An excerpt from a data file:

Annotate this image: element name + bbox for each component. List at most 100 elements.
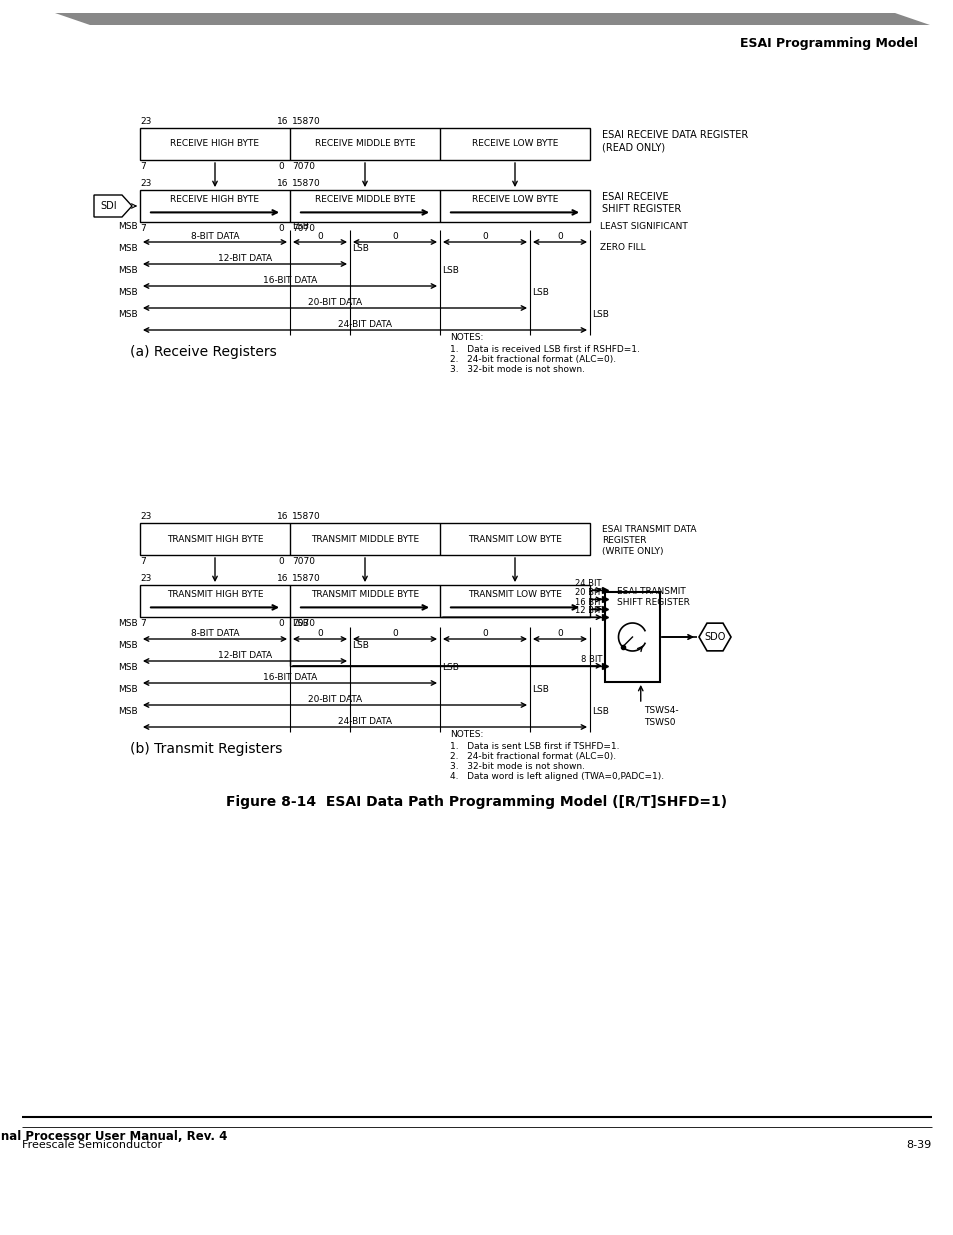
Text: ESAI TRANSMIT: ESAI TRANSMIT xyxy=(617,587,685,597)
Text: TRANSMIT LOW BYTE: TRANSMIT LOW BYTE xyxy=(468,590,561,599)
Polygon shape xyxy=(94,195,132,217)
Text: ESAI TRANSMIT DATA: ESAI TRANSMIT DATA xyxy=(601,525,696,534)
Bar xyxy=(140,522,589,555)
Text: 16: 16 xyxy=(276,574,288,583)
Text: 12-BIT DATA: 12-BIT DATA xyxy=(217,254,272,263)
Text: RECEIVE LOW BYTE: RECEIVE LOW BYTE xyxy=(472,195,558,204)
Text: MSB: MSB xyxy=(118,245,138,253)
Text: 7: 7 xyxy=(140,162,146,170)
Text: 7070: 7070 xyxy=(292,162,314,170)
Text: LSB: LSB xyxy=(352,245,369,253)
Text: 15870: 15870 xyxy=(292,179,320,188)
Text: 0: 0 xyxy=(316,232,322,241)
Text: 7: 7 xyxy=(140,557,146,566)
Text: LSB: LSB xyxy=(532,685,548,694)
Text: 7: 7 xyxy=(140,619,146,629)
Text: 20 BIT: 20 BIT xyxy=(575,588,601,598)
Text: 2.   24-bit fractional format (ALC=0).: 2. 24-bit fractional format (ALC=0). xyxy=(450,752,616,761)
Text: Figure 8-14  ESAI Data Path Programming Model ([R/T]SHFD=1): Figure 8-14 ESAI Data Path Programming M… xyxy=(226,795,727,809)
Text: 0: 0 xyxy=(277,619,283,629)
Text: LSB: LSB xyxy=(441,266,458,275)
Text: ESAI Programming Model: ESAI Programming Model xyxy=(740,37,917,49)
Text: 8-39: 8-39 xyxy=(905,1140,931,1150)
Text: MSB: MSB xyxy=(118,706,138,716)
Text: 23: 23 xyxy=(140,179,152,188)
Text: MSB: MSB xyxy=(118,685,138,694)
Text: 7070: 7070 xyxy=(292,224,314,233)
Text: TSWS0: TSWS0 xyxy=(643,718,675,727)
Text: NOTES:: NOTES: xyxy=(450,333,483,342)
Text: 15870: 15870 xyxy=(292,574,320,583)
Text: 16: 16 xyxy=(276,513,288,521)
Text: 4.   Data word is left aligned (TWA=0,PADC=1).: 4. Data word is left aligned (TWA=0,PADC… xyxy=(450,772,663,781)
Text: LSB: LSB xyxy=(292,222,309,231)
Text: 0: 0 xyxy=(277,557,283,566)
Text: 0: 0 xyxy=(557,232,562,241)
Text: 0: 0 xyxy=(277,224,283,233)
Text: SHIFT REGISTER: SHIFT REGISTER xyxy=(601,204,680,214)
Text: ESAI RECEIVE DATA REGISTER: ESAI RECEIVE DATA REGISTER xyxy=(601,130,747,140)
Text: 16 BIT: 16 BIT xyxy=(575,598,601,606)
Bar xyxy=(140,585,589,618)
Text: RECEIVE MIDDLE BYTE: RECEIVE MIDDLE BYTE xyxy=(314,140,415,148)
Text: 0: 0 xyxy=(392,232,397,241)
Text: 0: 0 xyxy=(481,232,487,241)
Text: (b) Transmit Registers: (b) Transmit Registers xyxy=(130,742,282,756)
Text: LSB: LSB xyxy=(441,663,458,672)
Bar xyxy=(140,190,589,222)
Text: 1.   Data is sent LSB first if TSHFD=1.: 1. Data is sent LSB first if TSHFD=1. xyxy=(450,742,618,751)
Text: 0: 0 xyxy=(277,162,283,170)
Text: ZERO FILL: ZERO FILL xyxy=(599,243,645,252)
Text: 20-BIT DATA: 20-BIT DATA xyxy=(308,695,362,704)
Text: ESAI RECEIVE: ESAI RECEIVE xyxy=(601,191,668,203)
Text: 7070: 7070 xyxy=(292,557,314,566)
Text: 24-BIT DATA: 24-BIT DATA xyxy=(337,718,392,726)
Text: 12-BIT DATA: 12-BIT DATA xyxy=(217,651,272,659)
Text: 20-BIT DATA: 20-BIT DATA xyxy=(308,298,362,308)
Text: 16: 16 xyxy=(276,117,288,126)
Text: 8 BIT: 8 BIT xyxy=(580,655,601,663)
Bar xyxy=(140,128,589,161)
Text: 3.   32-bit mode is not shown.: 3. 32-bit mode is not shown. xyxy=(450,366,584,374)
Text: SHIFT REGISTER: SHIFT REGISTER xyxy=(617,598,689,606)
Text: Freescale Semiconductor: Freescale Semiconductor xyxy=(22,1140,162,1150)
Text: REGISTER: REGISTER xyxy=(601,536,646,545)
Text: 16-BIT DATA: 16-BIT DATA xyxy=(263,673,316,682)
Text: 2.   24-bit fractional format (ALC=0).: 2. 24-bit fractional format (ALC=0). xyxy=(450,354,616,364)
Text: 7070: 7070 xyxy=(292,619,314,629)
Text: MSB: MSB xyxy=(118,641,138,650)
Text: 24 BIT: 24 BIT xyxy=(575,579,601,588)
Text: 7: 7 xyxy=(140,224,146,233)
Text: TRANSMIT HIGH BYTE: TRANSMIT HIGH BYTE xyxy=(167,535,263,543)
Text: 16-BIT DATA: 16-BIT DATA xyxy=(263,275,316,285)
Text: MSB: MSB xyxy=(118,663,138,672)
Text: 15870: 15870 xyxy=(292,117,320,126)
Polygon shape xyxy=(699,624,730,651)
Text: LSB: LSB xyxy=(292,619,309,629)
Text: (WRITE ONLY): (WRITE ONLY) xyxy=(601,547,662,556)
Text: RECEIVE HIGH BYTE: RECEIVE HIGH BYTE xyxy=(171,140,259,148)
Text: RECEIVE MIDDLE BYTE: RECEIVE MIDDLE BYTE xyxy=(314,195,415,204)
Bar xyxy=(604,592,659,682)
Text: TSWS4-: TSWS4- xyxy=(643,706,678,715)
Text: TRANSMIT MIDDLE BYTE: TRANSMIT MIDDLE BYTE xyxy=(311,590,418,599)
Text: 0: 0 xyxy=(557,629,562,638)
Text: LSB: LSB xyxy=(592,310,608,319)
Text: (READ ONLY): (READ ONLY) xyxy=(601,142,664,152)
Text: 1.   Data is received LSB first if RSHFD=1.: 1. Data is received LSB first if RSHFD=1… xyxy=(450,345,639,354)
Text: NOTES:: NOTES: xyxy=(450,730,483,739)
Text: 0: 0 xyxy=(481,629,487,638)
Text: RECEIVE LOW BYTE: RECEIVE LOW BYTE xyxy=(472,140,558,148)
Text: TRANSMIT MIDDLE BYTE: TRANSMIT MIDDLE BYTE xyxy=(311,535,418,543)
Text: MSB: MSB xyxy=(118,222,138,231)
Text: SDI: SDI xyxy=(101,201,117,211)
Text: 0: 0 xyxy=(392,629,397,638)
Text: 24-BIT DATA: 24-BIT DATA xyxy=(337,320,392,329)
Text: LSB: LSB xyxy=(592,706,608,716)
Text: MSB: MSB xyxy=(118,266,138,275)
Text: RECEIVE HIGH BYTE: RECEIVE HIGH BYTE xyxy=(171,195,259,204)
Text: 8-BIT DATA: 8-BIT DATA xyxy=(191,629,239,638)
Polygon shape xyxy=(55,14,929,25)
Text: LSB: LSB xyxy=(532,288,548,296)
Text: 23: 23 xyxy=(140,117,152,126)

Description of the task:
Arrange all the lines above as a numbered list, skipping any blank lines and omitting the pictures.

Written solution:
1. Annotate this image: element name + bbox for each component. List at most 100 elements.
2. Text: ESAI TRANSMIT: ESAI TRANSMIT xyxy=(617,587,685,597)
3. Text: TRANSMIT LOW BYTE: TRANSMIT LOW BYTE xyxy=(468,590,561,599)
4. Polygon shape xyxy=(94,195,132,217)
5. Text: ESAI TRANSMIT DATA: ESAI TRANSMIT DATA xyxy=(601,525,696,534)
6. Bar xyxy=(140,522,589,555)
7. Text: 16: 16 xyxy=(276,574,288,583)
8. Text: 12-BIT DATA: 12-BIT DATA xyxy=(217,254,272,263)
9. Text: RECEIVE LOW BYTE: RECEIVE LOW BYTE xyxy=(472,195,558,204)
10. Text: MSB: MSB xyxy=(118,245,138,253)
11. Text: 7: 7 xyxy=(140,162,146,170)
12. Text: 7070: 7070 xyxy=(292,162,314,170)
13. Text: LSB: LSB xyxy=(352,245,369,253)
14. Text: 15870: 15870 xyxy=(292,179,320,188)
15. Text: 0: 0 xyxy=(316,232,322,241)
16. Text: 7: 7 xyxy=(140,557,146,566)
17. Text: LSB: LSB xyxy=(532,685,548,694)
18. Text: 7: 7 xyxy=(140,619,146,629)
19. Text: 20 BIT: 20 BIT xyxy=(575,588,601,598)
20. Text: 2.   24-bit fractional format (ALC=0).: 2. 24-bit fractional format (ALC=0). xyxy=(450,752,616,761)
21. Text: Figure 8-14  ESAI Data Path Programming Model ([R/T]SHFD=1): Figure 8-14 ESAI Data Path Programming M… xyxy=(226,795,727,809)
22. Text: 0: 0 xyxy=(277,619,283,629)
23. Text: LSB: LSB xyxy=(441,266,458,275)
24. Text: ESAI Programming Model: ESAI Programming Model xyxy=(740,37,917,49)
25. Text: 8-39: 8-39 xyxy=(905,1140,931,1150)
26. Text: MSB: MSB xyxy=(118,706,138,716)
27. Text: 23: 23 xyxy=(140,179,152,188)
28. Text: MSB: MSB xyxy=(118,685,138,694)
29. Text: 7070: 7070 xyxy=(292,224,314,233)
30. Text: TSWS0: TSWS0 xyxy=(643,718,675,727)
31. Text: NOTES:: NOTES: xyxy=(450,333,483,342)
32. Text: 15870: 15870 xyxy=(292,574,320,583)
33. Text: 16: 16 xyxy=(276,513,288,521)
34. Text: 4.   Data word is left aligned (TWA=0,PADC=1).: 4. Data word is left aligned (TWA=0,PADC… xyxy=(450,772,663,781)
35. Text: LSB: LSB xyxy=(292,222,309,231)
36. Text: 0: 0 xyxy=(277,557,283,566)
37. Text: 0: 0 xyxy=(557,232,562,241)
38. Text: 0: 0 xyxy=(277,224,283,233)
39. Text: SHIFT REGISTER: SHIFT REGISTER xyxy=(601,204,680,214)
40. Text: ESAI RECEIVE DATA REGISTER: ESAI RECEIVE DATA REGISTER xyxy=(601,130,747,140)
41. Text: 16 BIT: 16 BIT xyxy=(575,598,601,606)
42. Bar xyxy=(140,585,589,618)
43. Text: RECEIVE MIDDLE BYTE: RECEIVE MIDDLE BYTE xyxy=(314,140,415,148)
44. Text: 0: 0 xyxy=(392,232,397,241)
45. Text: 0: 0 xyxy=(481,232,487,241)
46. Text: (b) Transmit Registers: (b) Transmit Registers xyxy=(130,742,282,756)
47. Text: LSB: LSB xyxy=(441,663,458,672)
48. Bar xyxy=(140,190,589,222)
49. Text: 1.   Data is sent LSB first if TSHFD=1.: 1. Data is sent LSB first if TSHFD=1. xyxy=(450,742,618,751)
50. Text: 0: 0 xyxy=(277,162,283,170)
51. Text: ZERO FILL: ZERO FILL xyxy=(599,243,645,252)
52. Text: 20-BIT DATA: 20-BIT DATA xyxy=(308,695,362,704)
53. Text: ESAI RECEIVE: ESAI RECEIVE xyxy=(601,191,668,203)
54. Text: 7070: 7070 xyxy=(292,557,314,566)
55. Text: 24-BIT DATA: 24-BIT DATA xyxy=(337,718,392,726)
56. Text: 12-BIT DATA: 12-BIT DATA xyxy=(217,651,272,659)
57. Text: 20-BIT DATA: 20-BIT DATA xyxy=(308,298,362,308)
58. Text: 16: 16 xyxy=(276,117,288,126)
59. Text: 8 BIT: 8 BIT xyxy=(580,655,601,663)
60. Bar xyxy=(140,128,589,161)
61. Text: 3.   32-bit mode is not shown.: 3. 32-bit mode is not shown. xyxy=(450,366,584,374)
62. Text: SHIFT REGISTER: SHIFT REGISTER xyxy=(617,598,689,606)
63. Text: Freescale Semiconductor: Freescale Semiconductor xyxy=(22,1140,162,1150)
64. Text: REGISTER: REGISTER xyxy=(601,536,646,545)
65. Text: 16-BIT DATA: 16-BIT DATA xyxy=(263,673,316,682)
66. Text: 2.   24-bit fractional format (ALC=0).: 2. 24-bit fractional format (ALC=0). xyxy=(450,354,616,364)
67. Text: 7070: 7070 xyxy=(292,619,314,629)
68. Text: MSB: MSB xyxy=(118,641,138,650)
69. Text: 24 BIT: 24 BIT xyxy=(575,579,601,588)
70. Text: 7: 7 xyxy=(140,224,146,233)
71. Text: TRANSMIT HIGH BYTE: TRANSMIT HIGH BYTE xyxy=(167,535,263,543)
72. Text: 16-BIT DATA: 16-BIT DATA xyxy=(263,275,316,285)
73. Text: MSB: MSB xyxy=(118,663,138,672)
74. Text: 15870: 15870 xyxy=(292,117,320,126)
75. Polygon shape xyxy=(699,624,730,651)
76. Text: LSB: LSB xyxy=(292,619,309,629)
77. Text: (WRITE ONLY): (WRITE ONLY) xyxy=(601,547,662,556)
78. Text: RECEIVE HIGH BYTE: RECEIVE HIGH BYTE xyxy=(171,140,259,148)
79. Text: RECEIVE MIDDLE BYTE: RECEIVE MIDDLE BYTE xyxy=(314,195,415,204)
80. Bar xyxy=(604,592,659,682)
81. Text: TSWS4-: TSWS4- xyxy=(643,706,678,715)
82. Text: TRANSMIT MIDDLE BYTE: TRANSMIT MIDDLE BYTE xyxy=(311,590,418,599)
83. Text: 0: 0 xyxy=(557,629,562,638)
84. Text: LSB: LSB xyxy=(592,310,608,319)
85. Text: (READ ONLY): (READ ONLY) xyxy=(601,142,664,152)
86. Text: 1.   Data is received LSB first if RSHFD=1.: 1. Data is received LSB first if RSHFD=1… xyxy=(450,345,639,354)
87. Text: NOTES:: NOTES: xyxy=(450,730,483,739)
88. Text: 0: 0 xyxy=(481,629,487,638)
89. Text: RECEIVE LOW BYTE: RECEIVE LOW BYTE xyxy=(472,140,558,148)
90. Text: TRANSMIT MIDDLE BYTE: TRANSMIT MIDDLE BYTE xyxy=(311,535,418,543)
91. Text: MSB: MSB xyxy=(118,222,138,231)
92. Text: SDI: SDI xyxy=(101,201,117,211)
93. Text: 0: 0 xyxy=(392,629,397,638)
94. Text: 24-BIT DATA: 24-BIT DATA xyxy=(337,320,392,329)
95. Text: LSB: LSB xyxy=(592,706,608,716)
96. Text: MSB: MSB xyxy=(118,266,138,275)
97. Text: RECEIVE HIGH BYTE: RECEIVE HIGH BYTE xyxy=(171,195,259,204)
98. Text: 8-BIT DATA: 8-BIT DATA xyxy=(191,629,239,638)
99. Polygon shape xyxy=(55,14,929,25)
100. Text: LSB: LSB xyxy=(532,288,548,296)
101. Text: 23: 23 xyxy=(140,117,152,126)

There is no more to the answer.